- Problem description: Repeat each entry in full, exactly.

- Input material:
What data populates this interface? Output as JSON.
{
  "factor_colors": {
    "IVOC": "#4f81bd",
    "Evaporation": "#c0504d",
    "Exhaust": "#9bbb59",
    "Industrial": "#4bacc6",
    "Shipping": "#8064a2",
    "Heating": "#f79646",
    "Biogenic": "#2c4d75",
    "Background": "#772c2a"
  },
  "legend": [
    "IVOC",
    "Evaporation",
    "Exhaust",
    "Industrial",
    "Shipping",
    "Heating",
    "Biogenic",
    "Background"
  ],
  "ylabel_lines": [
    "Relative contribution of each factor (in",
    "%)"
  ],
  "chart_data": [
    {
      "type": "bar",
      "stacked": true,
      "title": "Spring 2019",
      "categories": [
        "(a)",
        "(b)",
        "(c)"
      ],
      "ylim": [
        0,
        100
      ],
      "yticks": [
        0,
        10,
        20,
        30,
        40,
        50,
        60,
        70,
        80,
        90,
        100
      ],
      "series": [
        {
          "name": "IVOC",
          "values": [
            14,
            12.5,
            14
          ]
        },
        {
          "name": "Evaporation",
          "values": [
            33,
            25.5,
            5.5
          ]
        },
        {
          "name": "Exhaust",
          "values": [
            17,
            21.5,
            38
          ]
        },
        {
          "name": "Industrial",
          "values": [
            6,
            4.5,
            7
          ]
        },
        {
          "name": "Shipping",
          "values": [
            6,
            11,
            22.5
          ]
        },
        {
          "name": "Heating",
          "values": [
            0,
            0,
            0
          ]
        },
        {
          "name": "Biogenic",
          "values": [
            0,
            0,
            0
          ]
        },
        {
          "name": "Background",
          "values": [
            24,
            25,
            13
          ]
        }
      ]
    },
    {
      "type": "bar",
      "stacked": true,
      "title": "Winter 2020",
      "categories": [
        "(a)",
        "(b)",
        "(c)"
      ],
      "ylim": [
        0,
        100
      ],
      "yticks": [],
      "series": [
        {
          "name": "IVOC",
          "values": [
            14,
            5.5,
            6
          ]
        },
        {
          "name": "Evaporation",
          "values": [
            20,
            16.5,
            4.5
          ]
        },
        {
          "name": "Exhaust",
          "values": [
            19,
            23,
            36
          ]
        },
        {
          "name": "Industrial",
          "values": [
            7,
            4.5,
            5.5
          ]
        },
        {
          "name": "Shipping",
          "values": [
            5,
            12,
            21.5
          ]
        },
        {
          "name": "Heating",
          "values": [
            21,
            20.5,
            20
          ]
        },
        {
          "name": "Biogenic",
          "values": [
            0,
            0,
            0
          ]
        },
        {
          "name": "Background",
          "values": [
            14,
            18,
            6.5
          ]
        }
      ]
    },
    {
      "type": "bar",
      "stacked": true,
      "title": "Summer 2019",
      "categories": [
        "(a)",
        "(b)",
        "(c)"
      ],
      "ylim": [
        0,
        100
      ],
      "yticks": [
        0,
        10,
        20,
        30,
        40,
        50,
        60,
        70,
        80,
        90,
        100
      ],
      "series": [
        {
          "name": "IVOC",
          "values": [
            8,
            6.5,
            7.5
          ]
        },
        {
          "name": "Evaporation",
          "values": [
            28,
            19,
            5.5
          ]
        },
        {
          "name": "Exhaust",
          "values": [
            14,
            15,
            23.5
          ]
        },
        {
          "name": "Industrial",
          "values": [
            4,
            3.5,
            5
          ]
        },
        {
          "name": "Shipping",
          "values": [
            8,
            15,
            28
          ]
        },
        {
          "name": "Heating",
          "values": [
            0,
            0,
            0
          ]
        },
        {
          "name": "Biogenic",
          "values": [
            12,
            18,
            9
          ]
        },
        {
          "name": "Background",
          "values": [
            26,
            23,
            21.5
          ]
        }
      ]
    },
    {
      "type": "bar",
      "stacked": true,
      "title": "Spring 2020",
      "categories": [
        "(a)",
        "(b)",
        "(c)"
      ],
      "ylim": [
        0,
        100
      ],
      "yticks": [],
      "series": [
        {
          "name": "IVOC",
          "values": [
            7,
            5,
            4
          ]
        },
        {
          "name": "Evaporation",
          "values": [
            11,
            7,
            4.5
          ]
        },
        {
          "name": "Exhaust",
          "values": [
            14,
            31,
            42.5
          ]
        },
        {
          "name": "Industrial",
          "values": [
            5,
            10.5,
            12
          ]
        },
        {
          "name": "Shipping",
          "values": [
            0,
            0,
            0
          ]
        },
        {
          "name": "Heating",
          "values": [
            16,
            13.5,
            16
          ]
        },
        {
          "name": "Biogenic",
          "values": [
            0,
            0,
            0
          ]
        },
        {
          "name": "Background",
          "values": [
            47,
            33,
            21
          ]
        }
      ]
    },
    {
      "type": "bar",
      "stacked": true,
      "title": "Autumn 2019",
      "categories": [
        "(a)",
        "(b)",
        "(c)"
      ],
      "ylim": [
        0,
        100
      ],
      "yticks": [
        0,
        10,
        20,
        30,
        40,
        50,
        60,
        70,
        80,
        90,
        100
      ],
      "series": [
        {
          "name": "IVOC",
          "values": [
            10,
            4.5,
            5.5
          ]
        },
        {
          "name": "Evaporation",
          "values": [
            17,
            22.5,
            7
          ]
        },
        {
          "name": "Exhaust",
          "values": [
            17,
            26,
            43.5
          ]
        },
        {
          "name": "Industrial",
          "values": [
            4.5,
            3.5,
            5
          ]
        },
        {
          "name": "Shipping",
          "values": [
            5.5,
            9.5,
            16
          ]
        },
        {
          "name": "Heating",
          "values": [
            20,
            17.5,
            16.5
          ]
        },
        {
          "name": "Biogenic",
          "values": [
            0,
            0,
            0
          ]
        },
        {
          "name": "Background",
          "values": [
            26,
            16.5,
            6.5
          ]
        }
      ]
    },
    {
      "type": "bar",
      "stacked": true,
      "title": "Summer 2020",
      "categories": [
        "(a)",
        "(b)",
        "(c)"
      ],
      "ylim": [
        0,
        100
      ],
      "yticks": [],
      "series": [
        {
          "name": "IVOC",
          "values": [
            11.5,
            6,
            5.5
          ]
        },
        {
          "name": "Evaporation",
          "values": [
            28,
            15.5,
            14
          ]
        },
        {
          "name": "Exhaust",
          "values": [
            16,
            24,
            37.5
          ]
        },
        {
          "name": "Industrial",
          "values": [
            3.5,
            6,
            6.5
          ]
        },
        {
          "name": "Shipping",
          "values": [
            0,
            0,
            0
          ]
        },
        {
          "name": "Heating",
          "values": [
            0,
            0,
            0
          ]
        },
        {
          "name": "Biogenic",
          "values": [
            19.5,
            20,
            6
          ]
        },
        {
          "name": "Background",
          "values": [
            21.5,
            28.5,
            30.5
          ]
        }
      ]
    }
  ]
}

- Task answer:
What data populates this interface? Output as JSON.
{
  "factor_colors": {
    "IVOC": "#4f81bd",
    "Evaporation": "#c0504d",
    "Exhaust": "#9bbb59",
    "Industrial": "#4bacc6",
    "Shipping": "#8064a2",
    "Heating": "#f79646",
    "Biogenic": "#2c4d75",
    "Background": "#772c2a"
  },
  "legend": [
    "IVOC",
    "Evaporation",
    "Exhaust",
    "Industrial",
    "Shipping",
    "Heating",
    "Biogenic",
    "Background"
  ],
  "ylabel_lines": [
    "Relative contribution of each factor (in",
    "%)"
  ],
  "chart_data": [
    {
      "type": "bar",
      "stacked": true,
      "title": "Spring 2019",
      "categories": [
        "(a)",
        "(b)",
        "(c)"
      ],
      "ylim": [
        0,
        100
      ],
      "yticks": [
        0,
        10,
        20,
        30,
        40,
        50,
        60,
        70,
        80,
        90,
        100
      ],
      "series": [
        {
          "name": "IVOC",
          "values": [
            14,
            12.5,
            14
          ]
        },
        {
          "name": "Evaporation",
          "values": [
            33,
            25.5,
            5.5
          ]
        },
        {
          "name": "Exhaust",
          "values": [
            17,
            21.5,
            38
          ]
        },
        {
          "name": "Industrial",
          "values": [
            6,
            4.5,
            7
          ]
        },
        {
          "name": "Shipping",
          "values": [
            6,
            11,
            22.5
          ]
        },
        {
          "name": "Heating",
          "values": [
            0,
            0,
            0
          ]
        },
        {
          "name": "Biogenic",
          "values": [
            0,
            0,
            0
          ]
        },
        {
          "name": "Background",
          "values": [
            24,
            25,
            13
          ]
        }
      ]
    },
    {
      "type": "bar",
      "stacked": true,
      "title": "Winter 2020",
      "categories": [
        "(a)",
        "(b)",
        "(c)"
      ],
      "ylim": [
        0,
        100
      ],
      "yticks": [],
      "series": [
        {
          "name": "IVOC",
          "values": [
            14,
            5.5,
            6
          ]
        },
        {
          "name": "Evaporation",
          "values": [
            20,
            16.5,
            4.5
          ]
        },
        {
          "name": "Exhaust",
          "values": [
            19,
            23,
            36
          ]
        },
        {
          "name": "Industrial",
          "values": [
            7,
            4.5,
            5.5
          ]
        },
        {
          "name": "Shipping",
          "values": [
            5,
            12,
            21.5
          ]
        },
        {
          "name": "Heating",
          "values": [
            21,
            20.5,
            20
          ]
        },
        {
          "name": "Biogenic",
          "values": [
            0,
            0,
            0
          ]
        },
        {
          "name": "Background",
          "values": [
            14,
            18,
            6.5
          ]
        }
      ]
    },
    {
      "type": "bar",
      "stacked": true,
      "title": "Summer 2019",
      "categories": [
        "(a)",
        "(b)",
        "(c)"
      ],
      "ylim": [
        0,
        100
      ],
      "yticks": [
        0,
        10,
        20,
        30,
        40,
        50,
        60,
        70,
        80,
        90,
        100
      ],
      "series": [
        {
          "name": "IVOC",
          "values": [
            8,
            6.5,
            7.5
          ]
        },
        {
          "name": "Evaporation",
          "values": [
            28,
            19,
            5.5
          ]
        },
        {
          "name": "Exhaust",
          "values": [
            14,
            15,
            23.5
          ]
        },
        {
          "name": "Industrial",
          "values": [
            4,
            3.5,
            5
          ]
        },
        {
          "name": "Shipping",
          "values": [
            8,
            15,
            28
          ]
        },
        {
          "name": "Heating",
          "values": [
            0,
            0,
            0
          ]
        },
        {
          "name": "Biogenic",
          "values": [
            12,
            18,
            9
          ]
        },
        {
          "name": "Background",
          "values": [
            26,
            23,
            21.5
          ]
        }
      ]
    },
    {
      "type": "bar",
      "stacked": true,
      "title": "Spring 2020",
      "categories": [
        "(a)",
        "(b)",
        "(c)"
      ],
      "ylim": [
        0,
        100
      ],
      "yticks": [],
      "series": [
        {
          "name": "IVOC",
          "values": [
            7,
            5,
            4
          ]
        },
        {
          "name": "Evaporation",
          "values": [
            11,
            7,
            4.5
          ]
        },
        {
          "name": "Exhaust",
          "values": [
            14,
            31,
            42.5
          ]
        },
        {
          "name": "Industrial",
          "values": [
            5,
            10.5,
            12
          ]
        },
        {
          "name": "Shipping",
          "values": [
            0,
            0,
            0
          ]
        },
        {
          "name": "Heating",
          "values": [
            16,
            13.5,
            16
          ]
        },
        {
          "name": "Biogenic",
          "values": [
            0,
            0,
            0
          ]
        },
        {
          "name": "Background",
          "values": [
            47,
            33,
            21
          ]
        }
      ]
    },
    {
      "type": "bar",
      "stacked": true,
      "title": "Autumn 2019",
      "categories": [
        "(a)",
        "(b)",
        "(c)"
      ],
      "ylim": [
        0,
        100
      ],
      "yticks": [
        0,
        10,
        20,
        30,
        40,
        50,
        60,
        70,
        80,
        90,
        100
      ],
      "series": [
        {
          "name": "IVOC",
          "values": [
            10,
            4.5,
            5.5
          ]
        },
        {
          "name": "Evaporation",
          "values": [
            17,
            22.5,
            7
          ]
        },
        {
          "name": "Exhaust",
          "values": [
            17,
            26,
            43.5
          ]
        },
        {
          "name": "Industrial",
          "values": [
            4.5,
            3.5,
            5
          ]
        },
        {
          "name": "Shipping",
          "values": [
            5.5,
            9.5,
            16
          ]
        },
        {
          "name": "Heating",
          "values": [
            20,
            17.5,
            16.5
          ]
        },
        {
          "name": "Biogenic",
          "values": [
            0,
            0,
            0
          ]
        },
        {
          "name": "Background",
          "values": [
            26,
            16.5,
            6.5
          ]
        }
      ]
    },
    {
      "type": "bar",
      "stacked": true,
      "title": "Summer 2020",
      "categories": [
        "(a)",
        "(b)",
        "(c)"
      ],
      "ylim": [
        0,
        100
      ],
      "yticks": [],
      "series": [
        {
          "name": "IVOC",
          "values": [
            11.5,
            6,
            5.5
          ]
        },
        {
          "name": "Evaporation",
          "values": [
            28,
            15.5,
            14
          ]
        },
        {
          "name": "Exhaust",
          "values": [
            16,
            24,
            37.5
          ]
        },
        {
          "name": "Industrial",
          "values": [
            3.5,
            6,
            6.5
          ]
        },
        {
          "name": "Shipping",
          "values": [
            0,
            0,
            0
          ]
        },
        {
          "name": "Heating",
          "values": [
            0,
            0,
            0
          ]
        },
        {
          "name": "Biogenic",
          "values": [
            19.5,
            20,
            6
          ]
        },
        {
          "name": "Background",
          "values": [
            21.5,
            28.5,
            30.5
          ]
        }
      ]
    }
  ]
}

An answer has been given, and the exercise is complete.